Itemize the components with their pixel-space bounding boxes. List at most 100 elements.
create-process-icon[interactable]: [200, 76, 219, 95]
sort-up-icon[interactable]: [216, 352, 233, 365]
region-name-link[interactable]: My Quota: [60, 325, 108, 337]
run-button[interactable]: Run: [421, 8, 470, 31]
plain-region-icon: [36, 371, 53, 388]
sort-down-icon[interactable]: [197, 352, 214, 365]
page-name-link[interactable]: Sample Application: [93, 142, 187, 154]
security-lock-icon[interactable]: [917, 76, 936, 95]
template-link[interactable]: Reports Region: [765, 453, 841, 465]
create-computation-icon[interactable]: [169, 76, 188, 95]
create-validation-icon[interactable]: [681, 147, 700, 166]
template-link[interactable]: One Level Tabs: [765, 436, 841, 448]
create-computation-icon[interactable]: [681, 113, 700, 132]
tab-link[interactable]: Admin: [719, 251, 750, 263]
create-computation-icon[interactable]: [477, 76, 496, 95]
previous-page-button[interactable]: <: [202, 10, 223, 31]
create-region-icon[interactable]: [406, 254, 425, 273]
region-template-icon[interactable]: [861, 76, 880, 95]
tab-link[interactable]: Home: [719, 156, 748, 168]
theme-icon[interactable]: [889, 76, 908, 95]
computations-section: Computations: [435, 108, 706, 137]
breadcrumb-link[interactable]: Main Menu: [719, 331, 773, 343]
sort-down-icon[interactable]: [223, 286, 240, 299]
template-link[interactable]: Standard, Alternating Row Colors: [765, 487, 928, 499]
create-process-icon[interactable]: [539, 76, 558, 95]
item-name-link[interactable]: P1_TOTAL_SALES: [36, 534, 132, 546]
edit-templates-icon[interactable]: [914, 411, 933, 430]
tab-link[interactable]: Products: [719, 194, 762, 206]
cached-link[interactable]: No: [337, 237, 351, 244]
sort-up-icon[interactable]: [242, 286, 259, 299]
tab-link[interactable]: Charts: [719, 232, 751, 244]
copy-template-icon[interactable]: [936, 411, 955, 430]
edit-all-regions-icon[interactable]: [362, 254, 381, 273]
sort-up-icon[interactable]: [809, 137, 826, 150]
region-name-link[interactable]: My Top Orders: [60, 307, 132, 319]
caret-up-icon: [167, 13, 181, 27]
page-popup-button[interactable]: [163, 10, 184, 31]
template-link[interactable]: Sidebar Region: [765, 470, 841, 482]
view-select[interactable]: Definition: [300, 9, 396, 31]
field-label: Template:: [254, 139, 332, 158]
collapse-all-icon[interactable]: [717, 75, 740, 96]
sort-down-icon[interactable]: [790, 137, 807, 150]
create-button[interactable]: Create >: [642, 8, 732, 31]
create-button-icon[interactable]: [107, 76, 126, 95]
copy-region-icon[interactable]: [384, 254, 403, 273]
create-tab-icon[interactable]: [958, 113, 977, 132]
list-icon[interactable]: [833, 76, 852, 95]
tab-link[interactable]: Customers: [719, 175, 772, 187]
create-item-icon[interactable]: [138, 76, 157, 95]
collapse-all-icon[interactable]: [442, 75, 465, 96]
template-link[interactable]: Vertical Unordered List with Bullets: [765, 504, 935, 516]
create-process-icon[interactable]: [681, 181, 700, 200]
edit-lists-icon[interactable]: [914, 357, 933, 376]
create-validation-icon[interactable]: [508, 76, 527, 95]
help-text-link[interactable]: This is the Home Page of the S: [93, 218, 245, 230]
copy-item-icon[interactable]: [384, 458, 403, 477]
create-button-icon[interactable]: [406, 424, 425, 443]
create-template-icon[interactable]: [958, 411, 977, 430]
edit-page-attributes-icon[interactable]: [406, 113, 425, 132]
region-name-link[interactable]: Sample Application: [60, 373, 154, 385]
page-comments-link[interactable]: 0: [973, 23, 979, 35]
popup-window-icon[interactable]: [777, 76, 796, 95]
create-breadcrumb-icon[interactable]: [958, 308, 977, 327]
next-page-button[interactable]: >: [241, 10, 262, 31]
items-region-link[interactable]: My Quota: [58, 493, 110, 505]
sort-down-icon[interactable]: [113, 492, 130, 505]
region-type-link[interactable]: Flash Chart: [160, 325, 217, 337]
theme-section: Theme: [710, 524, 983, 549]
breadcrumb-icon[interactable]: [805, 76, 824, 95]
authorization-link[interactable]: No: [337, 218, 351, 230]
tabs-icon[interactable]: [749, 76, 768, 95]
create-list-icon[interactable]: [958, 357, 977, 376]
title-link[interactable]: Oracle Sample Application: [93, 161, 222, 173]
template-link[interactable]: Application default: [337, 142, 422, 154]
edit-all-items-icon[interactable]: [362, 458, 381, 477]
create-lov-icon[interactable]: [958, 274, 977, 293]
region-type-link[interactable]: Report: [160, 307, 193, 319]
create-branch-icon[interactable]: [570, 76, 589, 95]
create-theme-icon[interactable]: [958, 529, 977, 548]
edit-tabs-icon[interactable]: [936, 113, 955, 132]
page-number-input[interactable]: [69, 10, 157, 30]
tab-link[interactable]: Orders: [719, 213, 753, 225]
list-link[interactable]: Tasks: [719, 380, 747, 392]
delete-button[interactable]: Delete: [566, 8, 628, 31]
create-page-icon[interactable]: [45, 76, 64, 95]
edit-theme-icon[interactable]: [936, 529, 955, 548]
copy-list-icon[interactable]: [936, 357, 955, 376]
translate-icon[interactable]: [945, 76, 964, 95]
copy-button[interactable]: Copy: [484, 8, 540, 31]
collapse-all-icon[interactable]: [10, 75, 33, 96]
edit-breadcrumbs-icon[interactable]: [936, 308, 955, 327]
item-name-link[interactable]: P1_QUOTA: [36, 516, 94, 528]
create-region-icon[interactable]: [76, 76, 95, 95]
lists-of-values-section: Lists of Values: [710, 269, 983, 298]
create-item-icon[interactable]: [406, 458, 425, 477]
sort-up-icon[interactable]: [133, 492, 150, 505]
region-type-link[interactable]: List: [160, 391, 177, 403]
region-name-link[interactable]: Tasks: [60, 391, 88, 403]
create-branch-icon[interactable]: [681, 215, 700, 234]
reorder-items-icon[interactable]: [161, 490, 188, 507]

§ WHAT IS NEEDED
Rewrite the data above so that "Inventory Application" replaces "Sample Application" wherever it occurs, with everything else unchanged.

§ RESULT OF THIS TASK
Itemize the components with their pixel-space bounding boxes. List at most 100 elements.
create-process-icon[interactable]: [200, 76, 219, 95]
sort-up-icon[interactable]: [216, 352, 233, 365]
region-name-link[interactable]: My Quota: [60, 325, 108, 337]
run-button[interactable]: Run: [421, 8, 470, 31]
plain-region-icon: [36, 371, 53, 388]
sort-down-icon[interactable]: [197, 352, 214, 365]
page-name-link[interactable]: Inventory Application: [93, 142, 187, 154]
security-lock-icon[interactable]: [917, 76, 936, 95]
template-link[interactable]: Reports Region: [765, 453, 841, 465]
create-computation-icon[interactable]: [169, 76, 188, 95]
create-validation-icon[interactable]: [681, 147, 700, 166]
template-link[interactable]: One Level Tabs: [765, 436, 841, 448]
create-computation-icon[interactable]: [681, 113, 700, 132]
tab-link[interactable]: Admin: [719, 251, 750, 263]
create-computation-icon[interactable]: [477, 76, 496, 95]
previous-page-button[interactable]: <: [202, 10, 223, 31]
create-region-icon[interactable]: [406, 254, 425, 273]
region-template-icon[interactable]: [861, 76, 880, 95]
tab-link[interactable]: Home: [719, 156, 748, 168]
theme-icon[interactable]: [889, 76, 908, 95]
computations-section: Computations: [435, 108, 706, 137]
breadcrumb-link[interactable]: Main Menu: [719, 331, 773, 343]
sort-down-icon[interactable]: [223, 286, 240, 299]
template-link[interactable]: Standard, Alternating Row Colors: [765, 487, 928, 499]
create-process-icon[interactable]: [539, 76, 558, 95]
item-name-link[interactable]: P1_TOTAL_SALES: [36, 534, 132, 546]
edit-templates-icon[interactable]: [914, 411, 933, 430]
tab-link[interactable]: Products: [719, 194, 762, 206]
cached-link[interactable]: No: [337, 237, 351, 244]
sort-up-icon[interactable]: [242, 286, 259, 299]
tab-link[interactable]: Charts: [719, 232, 751, 244]
copy-template-icon[interactable]: [936, 411, 955, 430]
edit-all-regions-icon[interactable]: [362, 254, 381, 273]
sort-up-icon[interactable]: [809, 137, 826, 150]
region-name-link[interactable]: My Top Orders: [60, 307, 132, 319]
caret-up-icon: [167, 13, 181, 27]
page-popup-button[interactable]: [163, 10, 184, 31]
template-link[interactable]: Sidebar Region: [765, 470, 841, 482]
view-select[interactable]: Definition: [300, 9, 396, 31]
field-label: Template:: [254, 139, 332, 158]
collapse-all-icon[interactable]: [717, 75, 740, 96]
sort-down-icon[interactable]: [790, 137, 807, 150]
create-button[interactable]: Create >: [642, 8, 732, 31]
create-button-icon[interactable]: [107, 76, 126, 95]
copy-region-icon[interactable]: [384, 254, 403, 273]
create-tab-icon[interactable]: [958, 113, 977, 132]
list-icon[interactable]: [833, 76, 852, 95]
tab-link[interactable]: Customers: [719, 175, 772, 187]
create-item-icon[interactable]: [138, 76, 157, 95]
collapse-all-icon[interactable]: [442, 75, 465, 96]
template-link[interactable]: Vertical Unordered List with Bullets: [765, 504, 935, 516]
create-process-icon[interactable]: [681, 181, 700, 200]
edit-lists-icon[interactable]: [914, 357, 933, 376]
create-validation-icon[interactable]: [508, 76, 527, 95]
help-text-link[interactable]: This is the Home Page of the S: [93, 218, 245, 230]
copy-item-icon[interactable]: [384, 458, 403, 477]
create-button-icon[interactable]: [406, 424, 425, 443]
create-template-icon[interactable]: [958, 411, 977, 430]
edit-page-attributes-icon[interactable]: [406, 113, 425, 132]
region-name-link[interactable]: Inventory Application: [60, 373, 154, 385]
page-comments-link[interactable]: 0: [973, 23, 979, 35]
popup-window-icon[interactable]: [777, 76, 796, 95]
create-breadcrumb-icon[interactable]: [958, 308, 977, 327]
next-page-button[interactable]: >: [241, 10, 262, 31]
items-region-link[interactable]: My Quota: [58, 493, 110, 505]
sort-down-icon[interactable]: [113, 492, 130, 505]
region-type-link[interactable]: Flash Chart: [160, 325, 217, 337]
theme-section: Theme: [710, 524, 983, 549]
breadcrumb-icon[interactable]: [805, 76, 824, 95]
authorization-link[interactable]: No: [337, 218, 351, 230]
tabs-icon[interactable]: [749, 76, 768, 95]
create-list-icon[interactable]: [958, 357, 977, 376]
title-link[interactable]: Oracle Inventory Application: [93, 161, 222, 173]
template-link[interactable]: Application default: [337, 142, 422, 154]
edit-all-items-icon[interactable]: [362, 458, 381, 477]
create-lov-icon[interactable]: [958, 274, 977, 293]
region-type-link[interactable]: Report: [160, 307, 193, 319]
create-branch-icon[interactable]: [570, 76, 589, 95]
create-theme-icon[interactable]: [958, 529, 977, 548]
edit-tabs-icon[interactable]: [936, 113, 955, 132]
page-number-input[interactable]: [69, 10, 157, 30]
tab-link[interactable]: Orders: [719, 213, 753, 225]
list-link[interactable]: Tasks: [719, 380, 747, 392]
delete-button[interactable]: Delete: [566, 8, 628, 31]
create-page-icon[interactable]: [45, 76, 64, 95]
edit-theme-icon[interactable]: [936, 529, 955, 548]
copy-list-icon[interactable]: [936, 357, 955, 376]
translate-icon[interactable]: [945, 76, 964, 95]
copy-button[interactable]: Copy: [484, 8, 540, 31]
collapse-all-icon[interactable]: [10, 75, 33, 96]
edit-breadcrumbs-icon[interactable]: [936, 308, 955, 327]
item-name-link[interactable]: P1_QUOTA: [36, 516, 94, 528]
create-region-icon[interactable]: [76, 76, 95, 95]
lists-of-values-section: Lists of Values: [710, 269, 983, 298]
create-item-icon[interactable]: [406, 458, 425, 477]
sort-up-icon[interactable]: [133, 492, 150, 505]
region-type-link[interactable]: List: [160, 391, 177, 403]
region-name-link[interactable]: Tasks: [60, 391, 88, 403]
create-branch-icon[interactable]: [681, 215, 700, 234]
reorder-items-icon[interactable]: [161, 490, 188, 507]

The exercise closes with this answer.